INPUT RECORDS —
## start

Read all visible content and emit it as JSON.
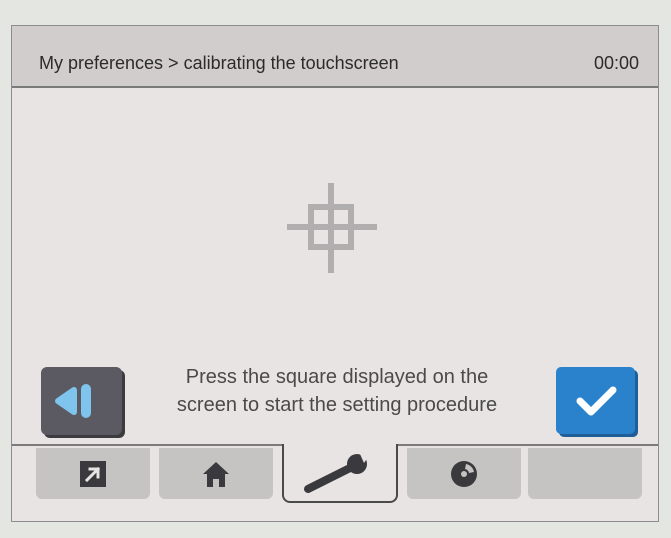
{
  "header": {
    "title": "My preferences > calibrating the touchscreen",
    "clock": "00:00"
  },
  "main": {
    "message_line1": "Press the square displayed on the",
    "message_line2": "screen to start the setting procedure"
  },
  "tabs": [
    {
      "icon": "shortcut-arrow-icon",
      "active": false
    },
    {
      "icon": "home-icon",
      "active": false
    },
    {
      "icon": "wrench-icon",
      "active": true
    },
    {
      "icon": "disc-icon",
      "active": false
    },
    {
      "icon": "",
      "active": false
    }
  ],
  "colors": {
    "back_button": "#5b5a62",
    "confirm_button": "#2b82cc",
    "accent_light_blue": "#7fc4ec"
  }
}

## end
## start

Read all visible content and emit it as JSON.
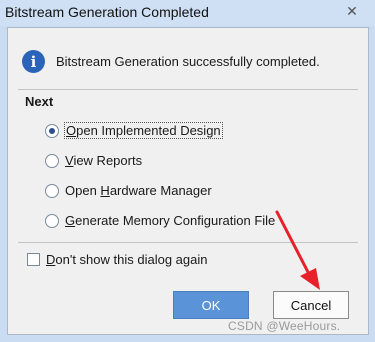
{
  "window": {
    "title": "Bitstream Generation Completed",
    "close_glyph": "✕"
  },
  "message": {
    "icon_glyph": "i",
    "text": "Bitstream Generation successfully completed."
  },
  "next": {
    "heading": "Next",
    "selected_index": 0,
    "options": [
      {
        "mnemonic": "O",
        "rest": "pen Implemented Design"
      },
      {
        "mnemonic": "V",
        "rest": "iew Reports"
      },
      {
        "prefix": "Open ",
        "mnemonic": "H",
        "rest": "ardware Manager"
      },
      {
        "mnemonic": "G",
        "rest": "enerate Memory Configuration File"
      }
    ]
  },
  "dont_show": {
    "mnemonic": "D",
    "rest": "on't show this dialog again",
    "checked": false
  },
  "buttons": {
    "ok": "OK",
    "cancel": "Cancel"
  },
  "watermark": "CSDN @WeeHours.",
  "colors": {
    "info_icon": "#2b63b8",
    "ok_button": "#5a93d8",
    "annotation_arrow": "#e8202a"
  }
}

## end

PROBLEM — Filter the data for the string "Generation" and copy every line that has it.

SOLVED EXERCISE —
    "title": "Bitstream Generation Completed",
    "text": "Bitstream Generation successfully completed."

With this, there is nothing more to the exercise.